Every line that contains "numbers" counts once; give the total number of such lines, with no other words.

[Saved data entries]
■ ■ ■

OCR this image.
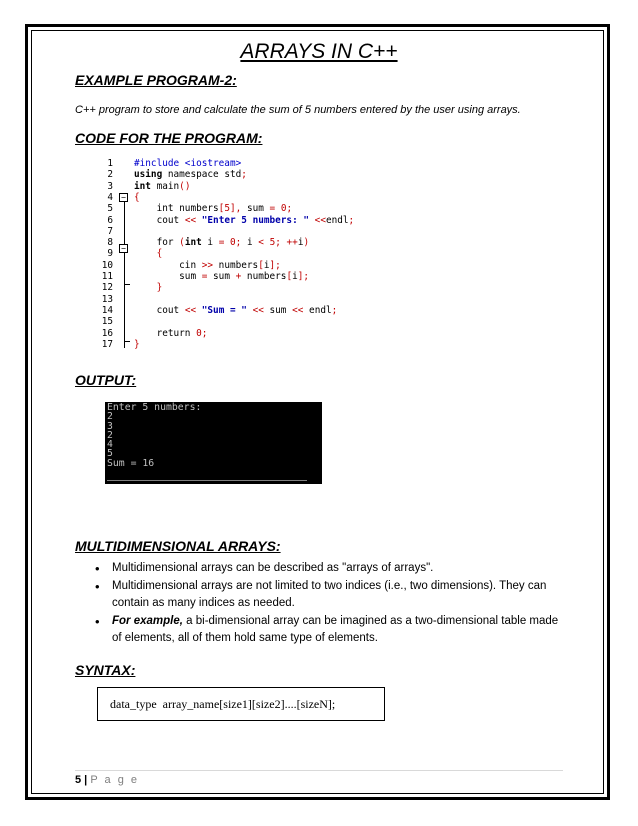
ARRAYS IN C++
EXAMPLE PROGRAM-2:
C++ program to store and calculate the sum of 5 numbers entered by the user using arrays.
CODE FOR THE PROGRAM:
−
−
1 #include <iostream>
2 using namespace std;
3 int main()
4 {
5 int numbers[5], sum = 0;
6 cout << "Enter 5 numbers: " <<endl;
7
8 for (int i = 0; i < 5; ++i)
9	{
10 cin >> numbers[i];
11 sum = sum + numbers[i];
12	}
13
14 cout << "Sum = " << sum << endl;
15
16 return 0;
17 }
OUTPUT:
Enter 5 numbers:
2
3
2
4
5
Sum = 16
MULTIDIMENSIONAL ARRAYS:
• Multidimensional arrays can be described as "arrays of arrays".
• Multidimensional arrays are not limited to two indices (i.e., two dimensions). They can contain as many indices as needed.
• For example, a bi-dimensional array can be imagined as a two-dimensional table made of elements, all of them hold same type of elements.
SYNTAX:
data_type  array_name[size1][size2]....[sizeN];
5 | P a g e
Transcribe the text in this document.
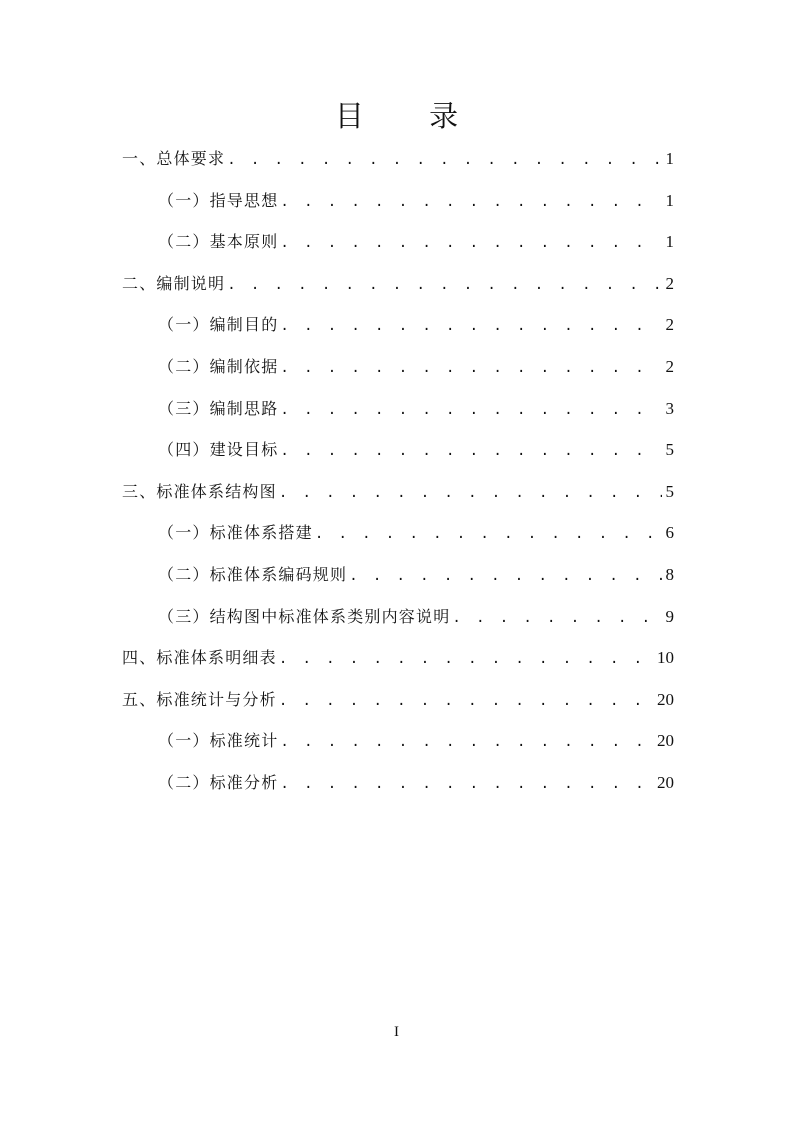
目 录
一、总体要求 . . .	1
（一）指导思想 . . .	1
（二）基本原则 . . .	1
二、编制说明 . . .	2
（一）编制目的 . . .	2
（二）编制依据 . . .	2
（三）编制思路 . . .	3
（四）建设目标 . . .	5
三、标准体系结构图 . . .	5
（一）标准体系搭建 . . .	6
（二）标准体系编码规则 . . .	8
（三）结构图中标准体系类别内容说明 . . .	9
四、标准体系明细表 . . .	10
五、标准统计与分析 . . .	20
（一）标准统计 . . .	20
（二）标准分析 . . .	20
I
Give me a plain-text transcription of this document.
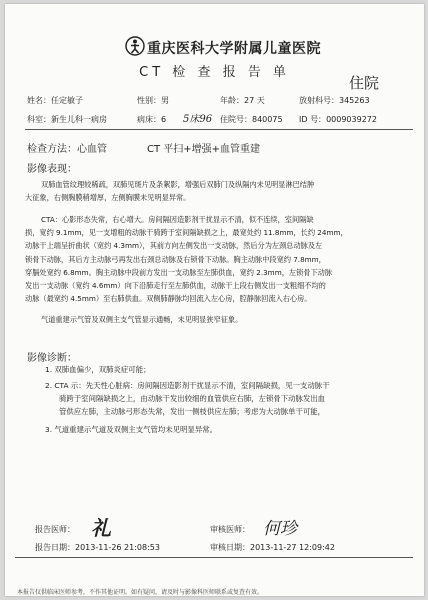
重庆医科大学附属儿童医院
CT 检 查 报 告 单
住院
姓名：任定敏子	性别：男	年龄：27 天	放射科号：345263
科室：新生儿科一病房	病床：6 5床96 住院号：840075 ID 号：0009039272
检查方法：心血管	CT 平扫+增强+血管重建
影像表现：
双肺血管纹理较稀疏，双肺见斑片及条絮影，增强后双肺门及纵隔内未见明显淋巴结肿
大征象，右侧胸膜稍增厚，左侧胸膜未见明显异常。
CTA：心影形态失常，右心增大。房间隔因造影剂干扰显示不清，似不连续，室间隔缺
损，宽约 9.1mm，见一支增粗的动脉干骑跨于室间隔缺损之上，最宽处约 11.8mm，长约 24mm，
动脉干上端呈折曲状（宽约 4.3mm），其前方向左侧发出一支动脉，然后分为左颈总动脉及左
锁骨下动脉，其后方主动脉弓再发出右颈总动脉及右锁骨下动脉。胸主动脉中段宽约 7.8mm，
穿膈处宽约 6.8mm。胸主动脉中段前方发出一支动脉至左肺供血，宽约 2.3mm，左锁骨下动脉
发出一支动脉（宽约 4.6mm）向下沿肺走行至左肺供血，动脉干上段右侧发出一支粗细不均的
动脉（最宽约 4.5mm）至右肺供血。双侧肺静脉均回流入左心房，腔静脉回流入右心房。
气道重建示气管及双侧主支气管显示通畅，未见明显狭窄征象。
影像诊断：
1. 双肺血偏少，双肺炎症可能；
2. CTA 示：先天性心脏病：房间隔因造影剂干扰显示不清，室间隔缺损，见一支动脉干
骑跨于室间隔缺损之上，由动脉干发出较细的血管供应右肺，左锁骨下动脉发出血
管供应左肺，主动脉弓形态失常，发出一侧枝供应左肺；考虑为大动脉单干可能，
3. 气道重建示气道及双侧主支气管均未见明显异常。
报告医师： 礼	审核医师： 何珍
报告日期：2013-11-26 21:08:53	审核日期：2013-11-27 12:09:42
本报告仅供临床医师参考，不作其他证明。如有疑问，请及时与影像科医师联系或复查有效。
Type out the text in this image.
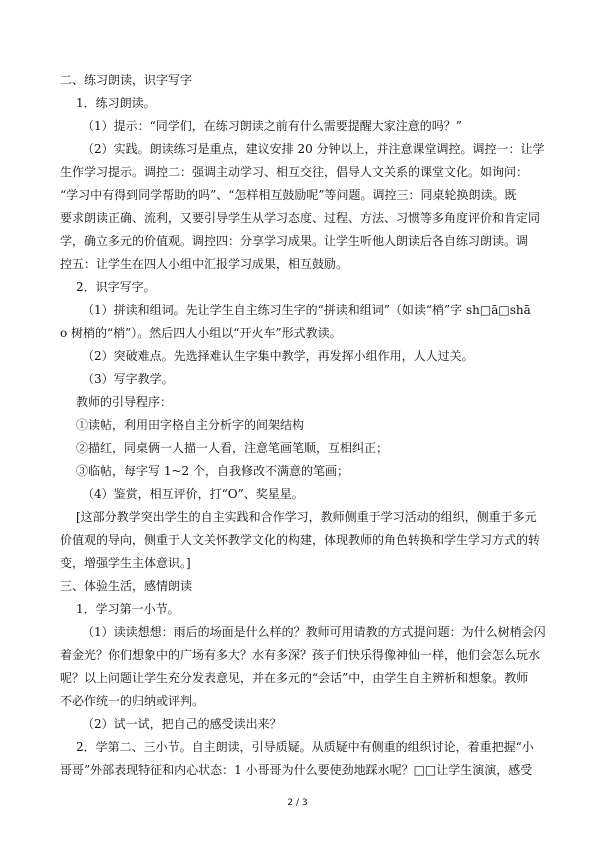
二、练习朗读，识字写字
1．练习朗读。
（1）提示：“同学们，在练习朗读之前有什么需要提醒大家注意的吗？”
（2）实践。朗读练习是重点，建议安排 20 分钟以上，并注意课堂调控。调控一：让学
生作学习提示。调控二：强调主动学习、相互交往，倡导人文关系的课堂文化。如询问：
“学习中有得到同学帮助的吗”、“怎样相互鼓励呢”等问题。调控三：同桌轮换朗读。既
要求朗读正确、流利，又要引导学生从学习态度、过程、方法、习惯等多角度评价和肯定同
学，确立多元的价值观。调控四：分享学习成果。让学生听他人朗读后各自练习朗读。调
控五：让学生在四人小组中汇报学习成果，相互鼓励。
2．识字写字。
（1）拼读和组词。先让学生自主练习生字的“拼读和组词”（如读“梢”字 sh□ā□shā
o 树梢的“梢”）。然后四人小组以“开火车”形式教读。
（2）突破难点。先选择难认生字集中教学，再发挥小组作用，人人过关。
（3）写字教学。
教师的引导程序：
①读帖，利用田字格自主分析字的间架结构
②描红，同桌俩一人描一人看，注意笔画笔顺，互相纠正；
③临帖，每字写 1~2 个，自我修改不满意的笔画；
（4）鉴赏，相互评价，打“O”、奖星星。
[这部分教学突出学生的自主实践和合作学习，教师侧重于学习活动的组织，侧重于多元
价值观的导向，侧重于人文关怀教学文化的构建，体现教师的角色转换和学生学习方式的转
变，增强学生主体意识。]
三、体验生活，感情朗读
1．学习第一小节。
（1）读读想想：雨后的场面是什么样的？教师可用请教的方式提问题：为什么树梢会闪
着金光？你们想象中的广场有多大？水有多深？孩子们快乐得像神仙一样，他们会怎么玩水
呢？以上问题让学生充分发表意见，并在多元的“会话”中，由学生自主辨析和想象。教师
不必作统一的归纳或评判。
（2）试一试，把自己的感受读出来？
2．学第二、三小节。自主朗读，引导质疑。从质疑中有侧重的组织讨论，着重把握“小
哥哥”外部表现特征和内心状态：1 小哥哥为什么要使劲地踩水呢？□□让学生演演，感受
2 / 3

■ ■ ■

# RESULT
6